▶ YOUR INSTRUCTIONS: Give the number of lines containing "that" in this listing, with no other words.

--

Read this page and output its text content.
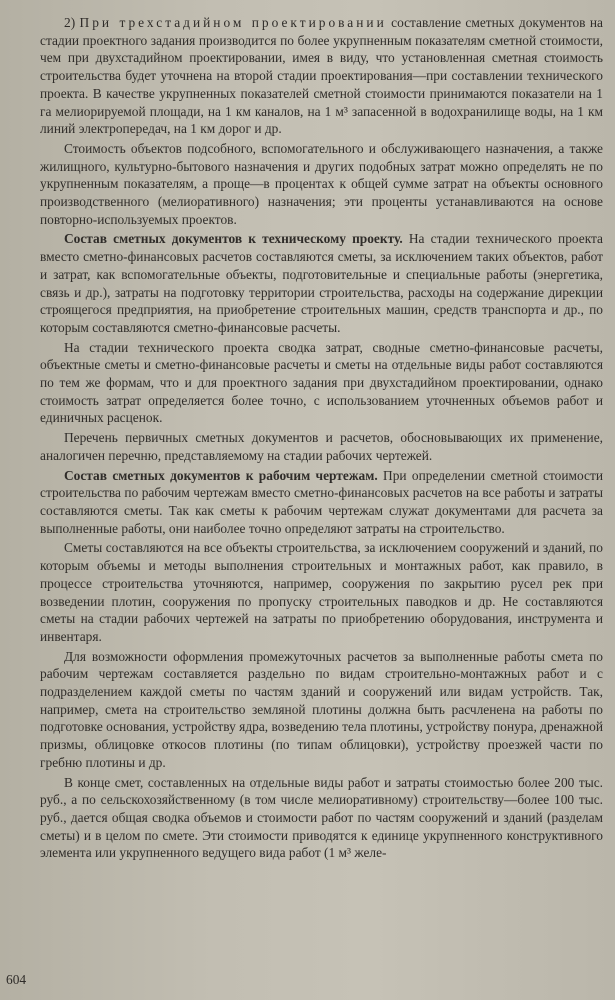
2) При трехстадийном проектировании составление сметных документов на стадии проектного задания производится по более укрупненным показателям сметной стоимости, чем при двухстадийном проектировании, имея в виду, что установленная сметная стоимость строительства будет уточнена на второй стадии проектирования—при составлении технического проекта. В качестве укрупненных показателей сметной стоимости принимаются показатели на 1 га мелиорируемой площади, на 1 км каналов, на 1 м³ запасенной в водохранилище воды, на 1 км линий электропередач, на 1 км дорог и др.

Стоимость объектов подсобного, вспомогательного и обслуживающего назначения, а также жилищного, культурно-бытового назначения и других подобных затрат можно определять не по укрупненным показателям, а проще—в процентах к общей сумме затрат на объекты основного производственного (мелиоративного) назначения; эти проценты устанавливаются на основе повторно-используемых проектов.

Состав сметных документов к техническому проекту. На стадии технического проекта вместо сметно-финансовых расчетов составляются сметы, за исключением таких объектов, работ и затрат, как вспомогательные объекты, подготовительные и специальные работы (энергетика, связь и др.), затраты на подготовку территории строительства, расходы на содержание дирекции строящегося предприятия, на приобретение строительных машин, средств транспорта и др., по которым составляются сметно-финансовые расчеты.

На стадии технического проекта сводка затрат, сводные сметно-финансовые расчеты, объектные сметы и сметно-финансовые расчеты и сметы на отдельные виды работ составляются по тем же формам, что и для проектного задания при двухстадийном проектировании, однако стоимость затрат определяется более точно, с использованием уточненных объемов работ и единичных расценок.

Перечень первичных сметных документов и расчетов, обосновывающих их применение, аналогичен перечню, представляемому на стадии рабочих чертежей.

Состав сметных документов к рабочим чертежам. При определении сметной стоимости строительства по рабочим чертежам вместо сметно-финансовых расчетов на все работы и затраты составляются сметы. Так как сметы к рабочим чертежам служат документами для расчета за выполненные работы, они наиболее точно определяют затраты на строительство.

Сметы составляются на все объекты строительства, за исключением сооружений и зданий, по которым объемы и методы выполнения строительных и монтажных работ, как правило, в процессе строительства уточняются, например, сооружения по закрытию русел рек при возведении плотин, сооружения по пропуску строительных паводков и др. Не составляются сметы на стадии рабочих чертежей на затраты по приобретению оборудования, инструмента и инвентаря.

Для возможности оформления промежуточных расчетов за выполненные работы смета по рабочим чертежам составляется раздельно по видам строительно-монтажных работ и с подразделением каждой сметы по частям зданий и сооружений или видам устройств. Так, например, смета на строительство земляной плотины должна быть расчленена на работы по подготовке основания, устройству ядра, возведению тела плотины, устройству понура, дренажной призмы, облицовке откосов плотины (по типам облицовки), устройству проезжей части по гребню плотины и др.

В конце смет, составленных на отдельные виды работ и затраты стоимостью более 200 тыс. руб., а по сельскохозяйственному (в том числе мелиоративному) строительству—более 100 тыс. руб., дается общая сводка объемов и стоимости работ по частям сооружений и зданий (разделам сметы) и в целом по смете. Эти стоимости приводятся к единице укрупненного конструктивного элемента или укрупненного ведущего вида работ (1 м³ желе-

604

--

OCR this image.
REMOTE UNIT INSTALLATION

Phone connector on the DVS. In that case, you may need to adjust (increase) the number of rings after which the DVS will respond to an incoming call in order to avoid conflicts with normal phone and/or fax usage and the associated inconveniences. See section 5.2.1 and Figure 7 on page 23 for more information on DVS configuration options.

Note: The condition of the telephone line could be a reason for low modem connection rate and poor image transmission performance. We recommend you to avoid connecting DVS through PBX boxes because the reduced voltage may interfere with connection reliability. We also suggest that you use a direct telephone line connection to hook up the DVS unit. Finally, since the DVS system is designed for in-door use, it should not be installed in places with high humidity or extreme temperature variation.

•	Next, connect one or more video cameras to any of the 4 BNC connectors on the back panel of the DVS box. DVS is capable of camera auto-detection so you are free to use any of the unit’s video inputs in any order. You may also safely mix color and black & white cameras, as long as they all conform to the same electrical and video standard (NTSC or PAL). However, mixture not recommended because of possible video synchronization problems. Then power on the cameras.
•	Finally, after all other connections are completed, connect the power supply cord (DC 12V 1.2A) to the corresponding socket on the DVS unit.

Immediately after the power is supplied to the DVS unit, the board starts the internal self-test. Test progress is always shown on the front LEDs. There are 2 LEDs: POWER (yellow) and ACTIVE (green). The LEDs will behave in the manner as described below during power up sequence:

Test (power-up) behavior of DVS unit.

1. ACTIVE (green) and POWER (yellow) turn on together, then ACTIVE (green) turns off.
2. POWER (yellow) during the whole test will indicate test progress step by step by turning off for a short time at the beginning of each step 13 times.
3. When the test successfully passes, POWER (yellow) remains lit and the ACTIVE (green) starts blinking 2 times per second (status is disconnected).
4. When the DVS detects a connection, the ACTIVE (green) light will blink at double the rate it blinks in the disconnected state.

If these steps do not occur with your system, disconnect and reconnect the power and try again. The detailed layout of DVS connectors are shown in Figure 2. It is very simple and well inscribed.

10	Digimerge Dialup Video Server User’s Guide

--

▶ RESULT OF THE EXERCISE: 2